### Written exercise
In the entries that follow, find the word "alto" and report each line it is on.

### Supplied material
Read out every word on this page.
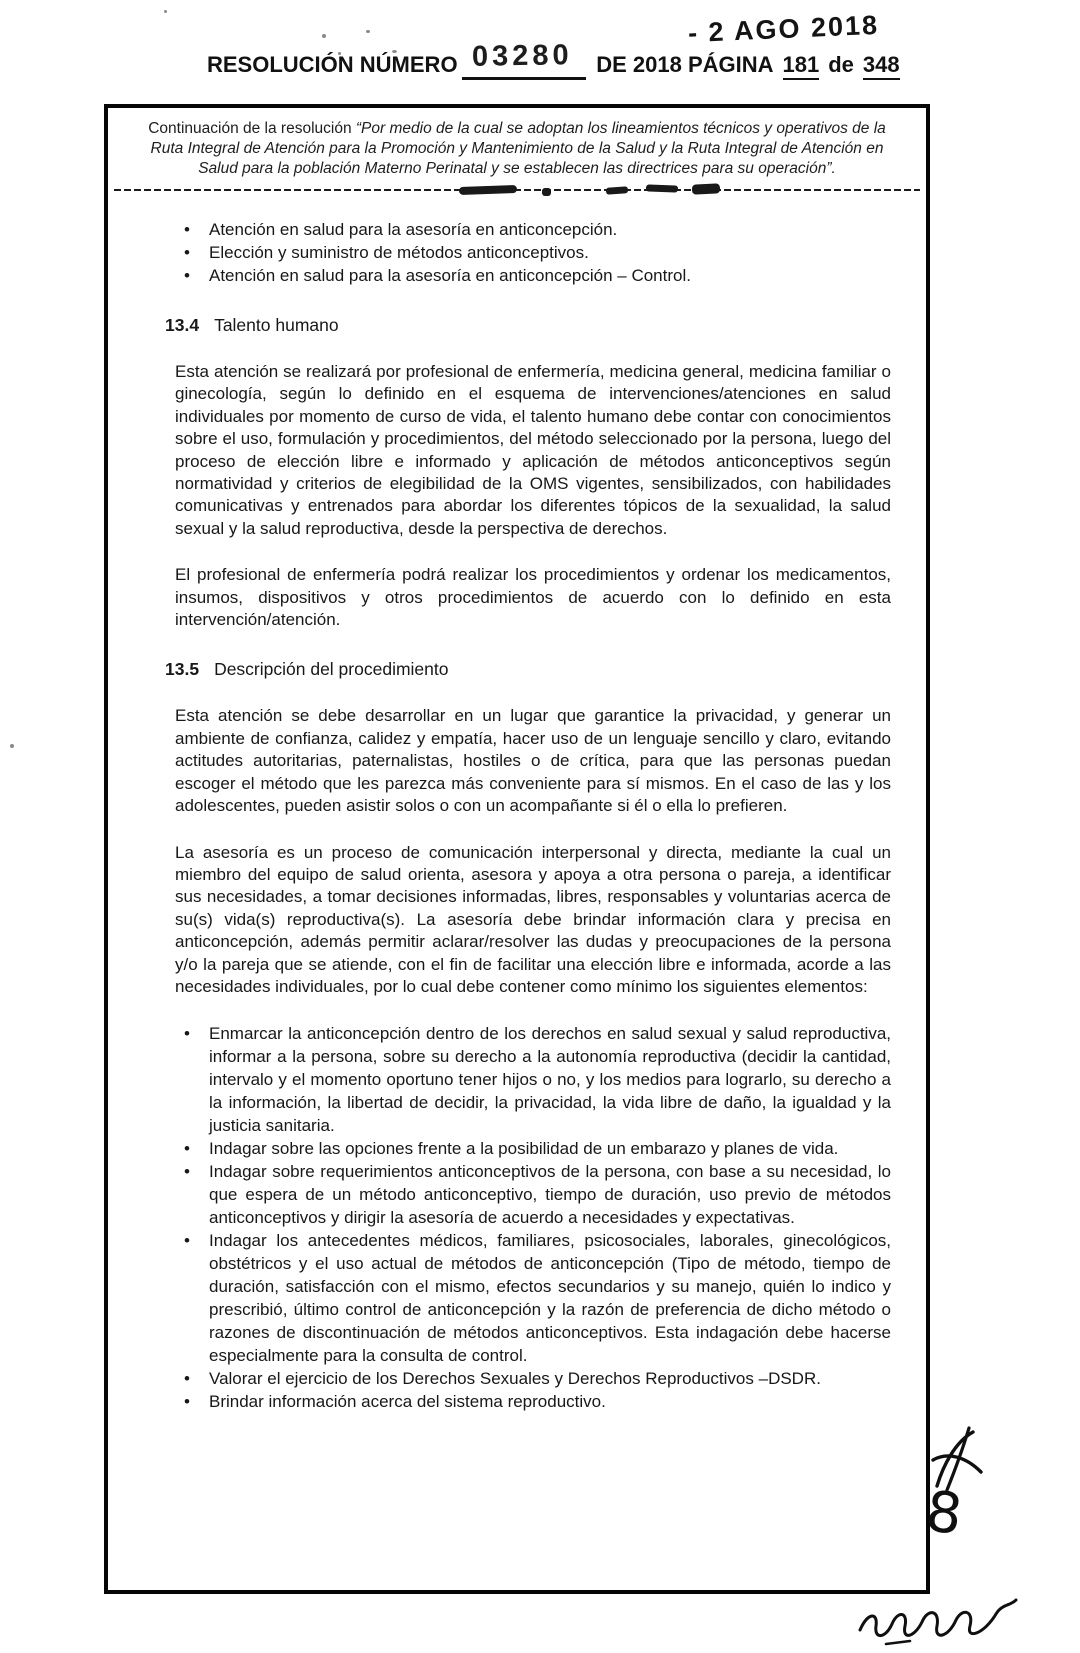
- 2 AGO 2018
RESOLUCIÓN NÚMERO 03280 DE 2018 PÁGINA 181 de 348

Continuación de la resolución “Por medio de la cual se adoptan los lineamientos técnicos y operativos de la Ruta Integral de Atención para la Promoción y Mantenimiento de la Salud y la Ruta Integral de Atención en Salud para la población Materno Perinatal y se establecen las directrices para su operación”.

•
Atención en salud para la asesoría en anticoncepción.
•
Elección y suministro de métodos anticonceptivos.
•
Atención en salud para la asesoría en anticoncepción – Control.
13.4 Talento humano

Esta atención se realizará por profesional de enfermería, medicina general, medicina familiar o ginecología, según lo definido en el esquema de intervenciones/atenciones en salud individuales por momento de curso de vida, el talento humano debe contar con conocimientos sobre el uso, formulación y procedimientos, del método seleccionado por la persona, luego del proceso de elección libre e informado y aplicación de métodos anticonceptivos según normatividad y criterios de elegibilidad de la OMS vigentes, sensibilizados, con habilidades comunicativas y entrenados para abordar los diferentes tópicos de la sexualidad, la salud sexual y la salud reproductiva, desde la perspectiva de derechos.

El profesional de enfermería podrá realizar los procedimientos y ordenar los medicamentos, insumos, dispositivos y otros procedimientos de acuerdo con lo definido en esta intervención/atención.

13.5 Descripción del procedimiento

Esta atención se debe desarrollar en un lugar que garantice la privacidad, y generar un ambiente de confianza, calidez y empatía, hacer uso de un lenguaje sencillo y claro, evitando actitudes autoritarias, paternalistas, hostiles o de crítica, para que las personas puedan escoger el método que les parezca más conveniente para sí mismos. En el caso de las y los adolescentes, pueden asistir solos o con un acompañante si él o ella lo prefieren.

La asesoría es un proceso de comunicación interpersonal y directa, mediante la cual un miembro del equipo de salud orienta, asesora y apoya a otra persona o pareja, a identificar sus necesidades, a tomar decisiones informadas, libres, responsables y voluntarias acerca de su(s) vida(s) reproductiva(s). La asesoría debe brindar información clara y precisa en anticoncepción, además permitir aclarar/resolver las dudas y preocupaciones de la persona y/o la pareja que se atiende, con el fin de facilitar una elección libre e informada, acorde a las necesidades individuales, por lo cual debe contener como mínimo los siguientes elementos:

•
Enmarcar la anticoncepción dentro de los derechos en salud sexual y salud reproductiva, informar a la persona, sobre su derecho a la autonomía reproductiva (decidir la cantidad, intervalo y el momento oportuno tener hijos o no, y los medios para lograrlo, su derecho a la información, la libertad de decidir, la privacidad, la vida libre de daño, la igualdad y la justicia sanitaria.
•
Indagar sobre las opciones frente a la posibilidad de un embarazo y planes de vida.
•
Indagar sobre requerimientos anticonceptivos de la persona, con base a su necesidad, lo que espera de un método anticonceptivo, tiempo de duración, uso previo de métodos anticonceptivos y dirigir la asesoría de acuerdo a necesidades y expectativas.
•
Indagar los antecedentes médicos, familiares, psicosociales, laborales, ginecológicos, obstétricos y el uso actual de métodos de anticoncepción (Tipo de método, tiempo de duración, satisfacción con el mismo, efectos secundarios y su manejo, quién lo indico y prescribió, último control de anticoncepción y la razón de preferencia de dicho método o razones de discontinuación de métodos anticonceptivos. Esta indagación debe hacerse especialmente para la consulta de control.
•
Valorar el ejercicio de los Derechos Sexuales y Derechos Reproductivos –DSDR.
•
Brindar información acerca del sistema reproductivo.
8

...

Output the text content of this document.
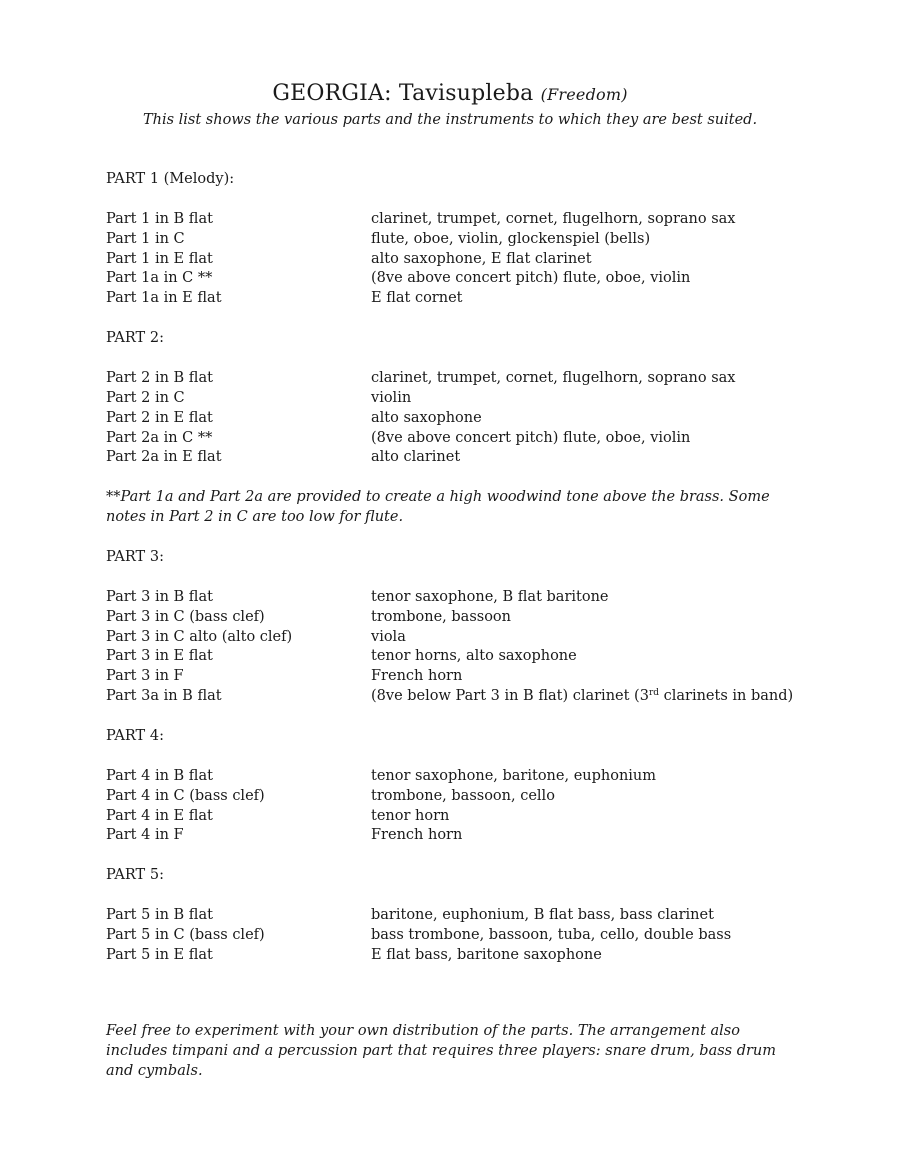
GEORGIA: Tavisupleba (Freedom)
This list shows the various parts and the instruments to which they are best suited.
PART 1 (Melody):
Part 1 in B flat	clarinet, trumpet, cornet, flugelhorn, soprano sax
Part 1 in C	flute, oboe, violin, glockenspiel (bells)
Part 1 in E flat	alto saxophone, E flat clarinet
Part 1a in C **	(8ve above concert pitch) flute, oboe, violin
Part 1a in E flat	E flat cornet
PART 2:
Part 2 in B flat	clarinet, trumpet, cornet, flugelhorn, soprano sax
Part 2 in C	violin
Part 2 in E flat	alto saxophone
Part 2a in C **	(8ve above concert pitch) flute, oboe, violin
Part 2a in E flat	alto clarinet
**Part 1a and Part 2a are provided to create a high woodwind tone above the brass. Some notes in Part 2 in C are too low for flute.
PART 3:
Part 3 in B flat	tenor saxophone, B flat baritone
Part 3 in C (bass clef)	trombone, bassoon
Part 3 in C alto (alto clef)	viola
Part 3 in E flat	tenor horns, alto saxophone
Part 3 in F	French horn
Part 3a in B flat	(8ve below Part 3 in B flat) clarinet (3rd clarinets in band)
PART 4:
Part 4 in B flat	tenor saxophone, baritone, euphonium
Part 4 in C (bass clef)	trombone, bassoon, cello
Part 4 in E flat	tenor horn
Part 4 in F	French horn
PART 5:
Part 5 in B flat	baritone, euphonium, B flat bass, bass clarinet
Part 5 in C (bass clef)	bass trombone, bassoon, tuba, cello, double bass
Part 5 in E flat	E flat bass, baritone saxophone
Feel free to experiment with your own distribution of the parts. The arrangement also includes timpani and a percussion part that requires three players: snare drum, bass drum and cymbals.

### Correct response
Part 1 in E flat	alto saxophone, E flat clarinet
Part 2 in E flat	alto saxophone
Part 2a in E flat	alto clarinet
Part 3 in C alto (alto clef)	viola
Part 3 in E flat	tenor horns, alto saxophone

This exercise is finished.